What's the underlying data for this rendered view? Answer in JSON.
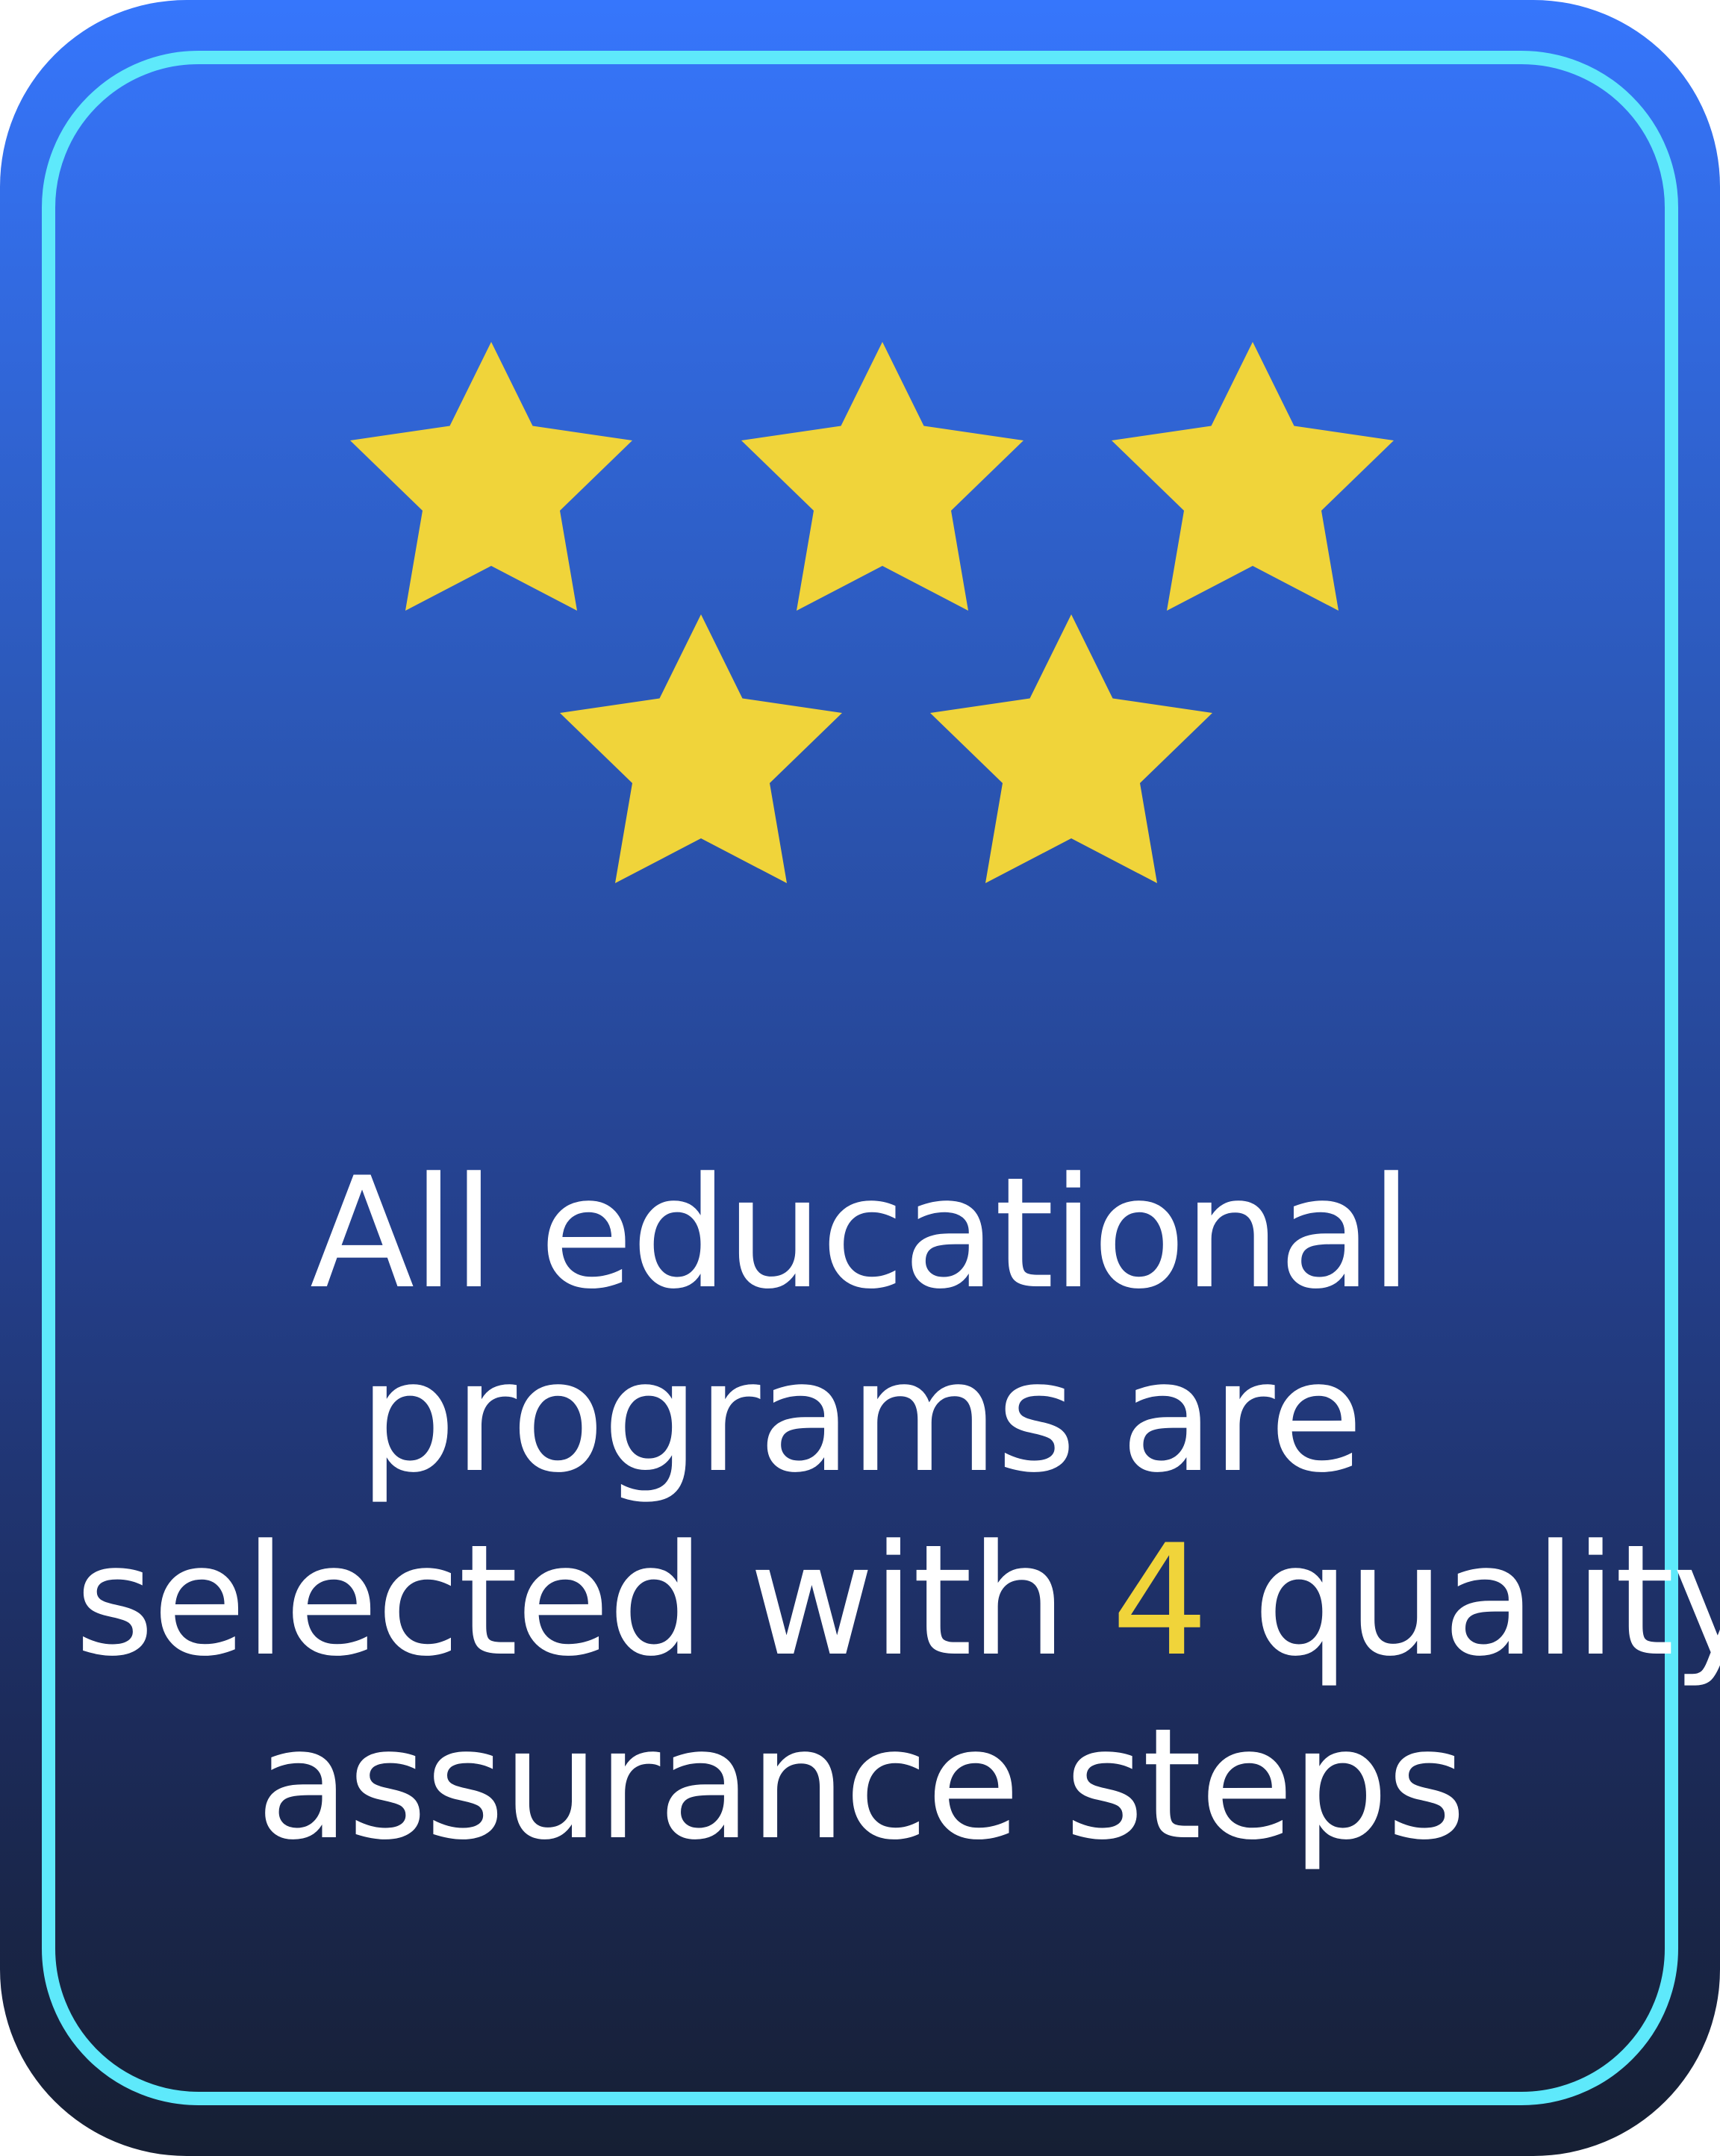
{
  "rating": {
    "stars": 5
  },
  "message": {
    "line1": "All educational",
    "line2": "programs are",
    "line3_before": "selected with ",
    "line3_highlight": "4",
    "line3_after": " quality",
    "line4": "assurance steps"
  },
  "colors": {
    "card_top": "#3676fc",
    "card_bottom": "#161f33",
    "frame": "#5ee9fb",
    "star": "#f0d43a",
    "text": "#ffffff",
    "highlight": "#f0d43a"
  }
}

==================================================

Make an exact copy of the records shown above, without the pictures.

What's the underlying data for this rendered view? Answer in JSON.
{
  "rating": {
    "stars": 5
  },
  "message": {
    "line1": "All educational",
    "line2": "programs are",
    "line3_before": "selected with ",
    "line3_highlight": "4",
    "line3_after": " quality",
    "line4": "assurance steps"
  },
  "colors": {
    "card_top": "#3676fc",
    "card_bottom": "#161f33",
    "frame": "#5ee9fb",
    "star": "#f0d43a",
    "text": "#ffffff",
    "highlight": "#f0d43a"
  }
}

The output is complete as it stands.